- SET EXERCISE: Report the total number of lines that include the string "并重复三次", without any other text.
━━━━━ ITEMS ━━━━━
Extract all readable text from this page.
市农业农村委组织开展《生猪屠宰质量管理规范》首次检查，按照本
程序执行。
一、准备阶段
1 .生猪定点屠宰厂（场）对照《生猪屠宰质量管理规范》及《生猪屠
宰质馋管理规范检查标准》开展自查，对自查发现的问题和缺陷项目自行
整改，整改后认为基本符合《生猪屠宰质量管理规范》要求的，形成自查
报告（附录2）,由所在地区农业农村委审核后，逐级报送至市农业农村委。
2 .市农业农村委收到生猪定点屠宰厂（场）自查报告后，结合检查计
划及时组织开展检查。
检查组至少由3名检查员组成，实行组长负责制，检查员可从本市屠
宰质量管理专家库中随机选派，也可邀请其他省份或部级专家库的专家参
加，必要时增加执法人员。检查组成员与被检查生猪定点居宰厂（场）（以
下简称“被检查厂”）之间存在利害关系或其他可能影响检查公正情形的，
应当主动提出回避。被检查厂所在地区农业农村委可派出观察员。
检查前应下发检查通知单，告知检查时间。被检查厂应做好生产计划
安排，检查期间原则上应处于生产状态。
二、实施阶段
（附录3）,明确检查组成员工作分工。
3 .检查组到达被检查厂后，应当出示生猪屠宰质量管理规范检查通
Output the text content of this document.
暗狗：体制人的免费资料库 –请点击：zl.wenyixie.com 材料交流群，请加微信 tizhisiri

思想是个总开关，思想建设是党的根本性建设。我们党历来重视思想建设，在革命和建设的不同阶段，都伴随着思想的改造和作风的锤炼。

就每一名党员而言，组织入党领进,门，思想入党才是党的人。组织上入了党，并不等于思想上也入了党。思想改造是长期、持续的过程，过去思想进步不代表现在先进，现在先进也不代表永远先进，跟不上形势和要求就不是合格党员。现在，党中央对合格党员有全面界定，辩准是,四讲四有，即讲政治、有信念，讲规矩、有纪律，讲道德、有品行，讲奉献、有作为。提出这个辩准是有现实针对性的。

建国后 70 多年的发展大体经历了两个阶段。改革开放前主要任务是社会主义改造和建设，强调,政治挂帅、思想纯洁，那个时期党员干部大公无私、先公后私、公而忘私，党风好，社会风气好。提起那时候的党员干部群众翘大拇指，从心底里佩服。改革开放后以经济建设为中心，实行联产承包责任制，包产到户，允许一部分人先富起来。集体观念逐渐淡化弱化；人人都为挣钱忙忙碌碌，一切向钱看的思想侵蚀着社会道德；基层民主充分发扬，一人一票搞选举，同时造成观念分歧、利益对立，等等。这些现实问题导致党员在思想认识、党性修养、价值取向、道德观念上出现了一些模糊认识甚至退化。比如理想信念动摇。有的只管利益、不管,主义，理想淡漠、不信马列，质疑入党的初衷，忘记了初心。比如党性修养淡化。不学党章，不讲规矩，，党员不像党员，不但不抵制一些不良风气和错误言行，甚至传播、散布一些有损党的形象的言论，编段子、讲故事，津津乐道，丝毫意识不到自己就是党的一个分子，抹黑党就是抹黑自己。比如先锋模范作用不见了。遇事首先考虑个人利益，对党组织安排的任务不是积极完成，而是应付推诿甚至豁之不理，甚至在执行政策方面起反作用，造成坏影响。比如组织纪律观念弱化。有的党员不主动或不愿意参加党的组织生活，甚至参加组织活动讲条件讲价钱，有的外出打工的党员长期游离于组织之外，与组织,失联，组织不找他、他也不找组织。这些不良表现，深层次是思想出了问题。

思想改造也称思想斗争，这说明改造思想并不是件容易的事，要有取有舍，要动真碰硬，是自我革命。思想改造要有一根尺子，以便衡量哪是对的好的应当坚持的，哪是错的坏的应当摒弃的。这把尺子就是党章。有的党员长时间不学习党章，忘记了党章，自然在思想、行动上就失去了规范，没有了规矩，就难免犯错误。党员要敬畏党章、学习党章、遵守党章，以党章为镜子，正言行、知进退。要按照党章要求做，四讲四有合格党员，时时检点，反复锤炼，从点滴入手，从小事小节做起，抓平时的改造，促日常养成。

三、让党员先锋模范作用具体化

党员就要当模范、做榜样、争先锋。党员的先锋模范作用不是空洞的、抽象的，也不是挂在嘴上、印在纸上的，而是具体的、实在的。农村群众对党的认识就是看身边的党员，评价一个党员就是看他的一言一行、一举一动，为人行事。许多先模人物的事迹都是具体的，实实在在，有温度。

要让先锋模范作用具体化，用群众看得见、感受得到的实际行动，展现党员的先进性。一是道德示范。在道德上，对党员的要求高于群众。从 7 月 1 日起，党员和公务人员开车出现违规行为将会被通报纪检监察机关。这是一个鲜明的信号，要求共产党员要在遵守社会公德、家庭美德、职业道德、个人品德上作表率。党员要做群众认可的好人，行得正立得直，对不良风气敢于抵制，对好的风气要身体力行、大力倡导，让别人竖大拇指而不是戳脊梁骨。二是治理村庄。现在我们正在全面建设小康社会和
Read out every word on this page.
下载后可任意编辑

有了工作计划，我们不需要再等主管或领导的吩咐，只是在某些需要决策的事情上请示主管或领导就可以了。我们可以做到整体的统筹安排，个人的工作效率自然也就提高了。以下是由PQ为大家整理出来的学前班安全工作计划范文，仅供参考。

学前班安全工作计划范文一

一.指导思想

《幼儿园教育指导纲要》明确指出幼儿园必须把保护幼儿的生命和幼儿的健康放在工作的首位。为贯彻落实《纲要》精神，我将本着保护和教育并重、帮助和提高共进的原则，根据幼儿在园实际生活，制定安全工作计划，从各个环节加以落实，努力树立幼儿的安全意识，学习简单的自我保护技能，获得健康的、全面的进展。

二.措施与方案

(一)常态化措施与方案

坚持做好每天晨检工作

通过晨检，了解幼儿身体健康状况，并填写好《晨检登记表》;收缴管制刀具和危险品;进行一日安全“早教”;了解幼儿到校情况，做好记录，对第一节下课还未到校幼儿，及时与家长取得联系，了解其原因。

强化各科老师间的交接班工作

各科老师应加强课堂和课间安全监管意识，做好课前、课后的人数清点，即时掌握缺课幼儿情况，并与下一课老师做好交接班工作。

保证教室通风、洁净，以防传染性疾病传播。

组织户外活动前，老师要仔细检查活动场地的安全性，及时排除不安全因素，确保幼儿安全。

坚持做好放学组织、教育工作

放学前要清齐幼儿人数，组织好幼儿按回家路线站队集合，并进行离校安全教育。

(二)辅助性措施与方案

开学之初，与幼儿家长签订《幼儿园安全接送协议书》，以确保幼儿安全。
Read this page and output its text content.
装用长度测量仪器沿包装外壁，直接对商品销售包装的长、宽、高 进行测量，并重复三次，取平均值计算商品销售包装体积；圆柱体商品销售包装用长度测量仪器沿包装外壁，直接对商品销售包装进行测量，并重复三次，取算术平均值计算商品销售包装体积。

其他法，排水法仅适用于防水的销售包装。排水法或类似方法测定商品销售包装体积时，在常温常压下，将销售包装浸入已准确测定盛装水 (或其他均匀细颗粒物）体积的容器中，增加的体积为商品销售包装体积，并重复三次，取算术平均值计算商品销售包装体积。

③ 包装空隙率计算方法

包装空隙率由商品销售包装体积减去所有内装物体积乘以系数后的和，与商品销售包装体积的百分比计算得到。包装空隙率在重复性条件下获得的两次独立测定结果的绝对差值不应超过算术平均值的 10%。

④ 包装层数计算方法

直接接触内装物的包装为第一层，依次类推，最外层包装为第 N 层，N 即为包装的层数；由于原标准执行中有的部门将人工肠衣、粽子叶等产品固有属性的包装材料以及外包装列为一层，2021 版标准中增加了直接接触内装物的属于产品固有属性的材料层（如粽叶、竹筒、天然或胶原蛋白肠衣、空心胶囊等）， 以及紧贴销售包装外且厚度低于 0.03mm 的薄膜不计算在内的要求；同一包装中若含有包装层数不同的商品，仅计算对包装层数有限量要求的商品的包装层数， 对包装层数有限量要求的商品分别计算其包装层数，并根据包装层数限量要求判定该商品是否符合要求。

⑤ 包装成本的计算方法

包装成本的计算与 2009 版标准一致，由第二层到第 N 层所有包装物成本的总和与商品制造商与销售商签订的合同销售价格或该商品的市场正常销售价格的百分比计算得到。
━━━━━
- WRITTEN SOLUTION: 2